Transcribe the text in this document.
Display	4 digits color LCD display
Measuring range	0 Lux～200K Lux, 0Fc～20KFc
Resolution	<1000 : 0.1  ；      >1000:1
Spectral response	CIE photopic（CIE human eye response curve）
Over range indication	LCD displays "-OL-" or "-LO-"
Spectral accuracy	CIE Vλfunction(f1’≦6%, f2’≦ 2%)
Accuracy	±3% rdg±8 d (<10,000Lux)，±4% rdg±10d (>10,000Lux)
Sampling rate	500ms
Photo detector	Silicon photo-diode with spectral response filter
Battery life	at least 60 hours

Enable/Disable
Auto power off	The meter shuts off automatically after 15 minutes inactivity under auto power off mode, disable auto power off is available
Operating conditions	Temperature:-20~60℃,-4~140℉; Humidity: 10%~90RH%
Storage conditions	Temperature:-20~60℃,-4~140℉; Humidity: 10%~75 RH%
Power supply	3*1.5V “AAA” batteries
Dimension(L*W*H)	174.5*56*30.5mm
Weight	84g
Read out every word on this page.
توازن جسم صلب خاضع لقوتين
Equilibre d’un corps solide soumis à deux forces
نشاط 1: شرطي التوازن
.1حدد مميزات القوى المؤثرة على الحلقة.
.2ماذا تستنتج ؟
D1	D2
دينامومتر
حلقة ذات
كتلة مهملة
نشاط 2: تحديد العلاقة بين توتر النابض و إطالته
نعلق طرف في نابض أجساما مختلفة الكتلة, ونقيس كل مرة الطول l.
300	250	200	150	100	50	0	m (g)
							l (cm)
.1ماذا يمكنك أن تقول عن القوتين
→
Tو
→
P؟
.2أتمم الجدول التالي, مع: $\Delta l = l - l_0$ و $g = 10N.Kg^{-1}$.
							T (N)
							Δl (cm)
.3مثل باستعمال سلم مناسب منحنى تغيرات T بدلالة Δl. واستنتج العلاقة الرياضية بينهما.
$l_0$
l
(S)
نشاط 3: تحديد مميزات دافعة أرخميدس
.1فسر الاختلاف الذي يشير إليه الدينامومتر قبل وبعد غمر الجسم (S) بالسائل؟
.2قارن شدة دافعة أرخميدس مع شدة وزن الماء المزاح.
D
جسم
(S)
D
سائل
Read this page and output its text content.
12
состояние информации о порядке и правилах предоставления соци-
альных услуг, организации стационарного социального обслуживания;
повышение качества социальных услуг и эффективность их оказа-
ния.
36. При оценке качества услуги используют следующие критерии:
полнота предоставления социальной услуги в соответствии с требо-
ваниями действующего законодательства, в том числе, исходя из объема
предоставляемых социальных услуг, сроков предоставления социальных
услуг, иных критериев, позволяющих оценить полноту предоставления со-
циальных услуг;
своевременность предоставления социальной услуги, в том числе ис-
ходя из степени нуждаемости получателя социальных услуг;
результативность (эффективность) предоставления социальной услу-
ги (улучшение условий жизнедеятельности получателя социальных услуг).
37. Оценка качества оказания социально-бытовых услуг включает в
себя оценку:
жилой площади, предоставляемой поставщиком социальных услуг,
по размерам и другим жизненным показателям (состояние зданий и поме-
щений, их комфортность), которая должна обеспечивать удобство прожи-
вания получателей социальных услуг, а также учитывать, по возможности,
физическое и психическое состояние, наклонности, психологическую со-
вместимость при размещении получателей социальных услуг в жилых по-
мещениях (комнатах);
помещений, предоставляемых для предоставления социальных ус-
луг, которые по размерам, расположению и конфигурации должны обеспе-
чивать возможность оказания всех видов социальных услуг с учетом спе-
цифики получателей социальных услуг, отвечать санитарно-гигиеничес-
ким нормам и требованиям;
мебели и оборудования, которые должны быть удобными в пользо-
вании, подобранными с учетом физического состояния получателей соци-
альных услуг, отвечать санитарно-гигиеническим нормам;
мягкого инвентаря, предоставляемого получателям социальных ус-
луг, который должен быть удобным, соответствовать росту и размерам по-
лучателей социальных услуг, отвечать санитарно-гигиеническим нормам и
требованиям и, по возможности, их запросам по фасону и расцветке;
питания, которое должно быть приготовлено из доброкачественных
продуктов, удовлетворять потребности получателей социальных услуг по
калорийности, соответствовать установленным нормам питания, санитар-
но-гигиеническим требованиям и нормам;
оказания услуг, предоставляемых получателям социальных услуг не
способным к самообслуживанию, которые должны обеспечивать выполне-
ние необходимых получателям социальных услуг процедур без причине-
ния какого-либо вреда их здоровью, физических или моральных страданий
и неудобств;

* GOAL:
Reproduce the data shown above exactly.

* REPLY TO THE TASK:
Transcribe the text in this document.
Display	4 digits color LCD display
Measuring range	0 Lux～200K Lux, 0Fc～20KFc
Resolution	<1000 : 0.1  ；      >1000:1
Spectral response	CIE photopic（CIE human eye response curve）
Over range indication	LCD displays "-OL-" or "-LO-"
Spectral accuracy	CIE Vλfunction(f1’≦6%, f2’≦ 2%)
Accuracy	±3% rdg±8 d (<10,000Lux)，±4% rdg±10d (>10,000Lux)
Sampling rate	500ms
Photo detector	Silicon photo-diode with spectral response filter
Battery life	at least 60 hours

Enable/Disable
Auto power off	The meter shuts off automatically after 15 minutes inactivity under auto power off mode, disable auto power off is available
Operating conditions	Temperature:-20~60℃,-4~140℉; Humidity: 10%~90RH%
Storage conditions	Temperature:-20~60℃,-4~140℉; Humidity: 10%~75 RH%
Power supply	3*1.5V “AAA” batteries
Dimension(L*W*H)	174.5*56*30.5mm
Weight	84g
Read out every word on this page.
توازن جسم صلب خاضع لقوتين
Equilibre d’un corps solide soumis à deux forces
نشاط 1: شرطي التوازن
.1حدد مميزات القوى المؤثرة على الحلقة.
.2ماذا تستنتج ؟
D1	D2
دينامومتر
حلقة ذات
كتلة مهملة
نشاط 2: تحديد العلاقة بين توتر النابض و إطالته
نعلق طرف في نابض أجساما مختلفة الكتلة, ونقيس كل مرة الطول l.
300	250	200	150	100	50	0	m (g)
							l (cm)
.1ماذا يمكنك أن تقول عن القوتين
→
Tو
→
P؟
.2أتمم الجدول التالي, مع: $\Delta l = l - l_0$ و $g = 10N.Kg^{-1}$.
							T (N)
							Δl (cm)
.3مثل باستعمال سلم مناسب منحنى تغيرات T بدلالة Δl. واستنتج العلاقة الرياضية بينهما.
$l_0$
l
(S)
نشاط 3: تحديد مميزات دافعة أرخميدس
.1فسر الاختلاف الذي يشير إليه الدينامومتر قبل وبعد غمر الجسم (S) بالسائل؟
.2قارن شدة دافعة أرخميدس مع شدة وزن الماء المزاح.
D
جسم
(S)
D
سائل
Read this page and output its text content.
12
состояние информации о порядке и правилах предоставления соци-
альных услуг, организации стационарного социального обслуживания;
повышение качества социальных услуг и эффективность их оказа-
ния.
36. При оценке качества услуги используют следующие критерии:
полнота предоставления социальной услуги в соответствии с требо-
ваниями действующего законодательства, в том числе, исходя из объема
предоставляемых социальных услуг, сроков предоставления социальных
услуг, иных критериев, позволяющих оценить полноту предоставления со-
циальных услуг;
своевременность предоставления социальной услуги, в том числе ис-
ходя из степени нуждаемости получателя социальных услуг;
результативность (эффективность) предоставления социальной услу-
ги (улучшение условий жизнедеятельности получателя социальных услуг).
37. Оценка качества оказания социально-бытовых услуг включает в
себя оценку:
жилой площади, предоставляемой поставщиком социальных услуг,
по размерам и другим жизненным показателям (состояние зданий и поме-
щений, их комфортность), которая должна обеспечивать удобство прожи-
вания получателей социальных услуг, а также учитывать, по возможности,
физическое и психическое состояние, наклонности, психологическую со-
вместимость при размещении получателей социальных услуг в жилых по-
мещениях (комнатах);
помещений, предоставляемых для предоставления социальных ус-
луг, которые по размерам, расположению и конфигурации должны обеспе-
чивать возможность оказания всех видов социальных услуг с учетом спе-
цифики получателей социальных услуг, отвечать санитарно-гигиеничес-
ким нормам и требованиям;
мебели и оборудования, которые должны быть удобными в пользо-
вании, подобранными с учетом физического состояния получателей соци-
альных услуг, отвечать санитарно-гигиеническим нормам;
мягкого инвентаря, предоставляемого получателям социальных ус-
луг, который должен быть удобным, соответствовать росту и размерам по-
лучателей социальных услуг, отвечать санитарно-гигиеническим нормам и
требованиям и, по возможности, их запросам по фасону и расцветке;
питания, которое должно быть приготовлено из доброкачественных
продуктов, удовлетворять потребности получателей социальных услуг по
калорийности, соответствовать установленным нормам питания, санитар-
но-гигиеническим требованиям и нормам;
оказания услуг, предоставляемых получателям социальных услуг не
способным к самообслуживанию, которые должны обеспечивать выполне-
ние необходимых получателям социальных услуг процедур без причине-
ния какого-либо вреда их здоровью, физических или моральных страданий
и неудобств;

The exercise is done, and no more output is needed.